● **Your task**
Say how many lines hold the string "燃气的内能增加", and nothing more.

━━━━━ Stored data ━━━━━

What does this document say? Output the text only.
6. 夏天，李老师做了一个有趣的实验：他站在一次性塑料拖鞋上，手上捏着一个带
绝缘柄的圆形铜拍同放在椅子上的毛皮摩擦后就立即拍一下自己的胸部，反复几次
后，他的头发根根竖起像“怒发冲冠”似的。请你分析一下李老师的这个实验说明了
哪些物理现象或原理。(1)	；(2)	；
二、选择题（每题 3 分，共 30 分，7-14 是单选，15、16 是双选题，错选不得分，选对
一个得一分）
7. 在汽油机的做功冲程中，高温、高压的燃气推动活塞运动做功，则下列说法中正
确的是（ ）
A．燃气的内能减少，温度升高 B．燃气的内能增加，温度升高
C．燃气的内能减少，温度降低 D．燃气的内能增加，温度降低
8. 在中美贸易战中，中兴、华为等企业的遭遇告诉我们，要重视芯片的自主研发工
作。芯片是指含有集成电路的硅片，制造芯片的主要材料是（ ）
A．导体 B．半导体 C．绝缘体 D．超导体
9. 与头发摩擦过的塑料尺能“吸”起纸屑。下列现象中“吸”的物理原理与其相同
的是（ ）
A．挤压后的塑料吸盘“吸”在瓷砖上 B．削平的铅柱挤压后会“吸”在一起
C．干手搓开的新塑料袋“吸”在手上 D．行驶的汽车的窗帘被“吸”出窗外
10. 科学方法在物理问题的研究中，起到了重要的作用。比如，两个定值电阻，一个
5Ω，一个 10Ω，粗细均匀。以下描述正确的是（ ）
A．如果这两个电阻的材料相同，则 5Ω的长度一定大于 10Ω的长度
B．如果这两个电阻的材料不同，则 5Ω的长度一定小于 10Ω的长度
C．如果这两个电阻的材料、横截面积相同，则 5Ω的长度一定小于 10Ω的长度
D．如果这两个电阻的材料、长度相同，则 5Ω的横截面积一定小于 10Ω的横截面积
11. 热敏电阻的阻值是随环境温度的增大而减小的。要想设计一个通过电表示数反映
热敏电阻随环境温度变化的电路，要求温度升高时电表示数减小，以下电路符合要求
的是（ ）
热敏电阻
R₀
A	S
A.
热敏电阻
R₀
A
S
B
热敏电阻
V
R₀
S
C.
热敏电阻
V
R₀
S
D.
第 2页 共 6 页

━━━━━

● **Written answer**
2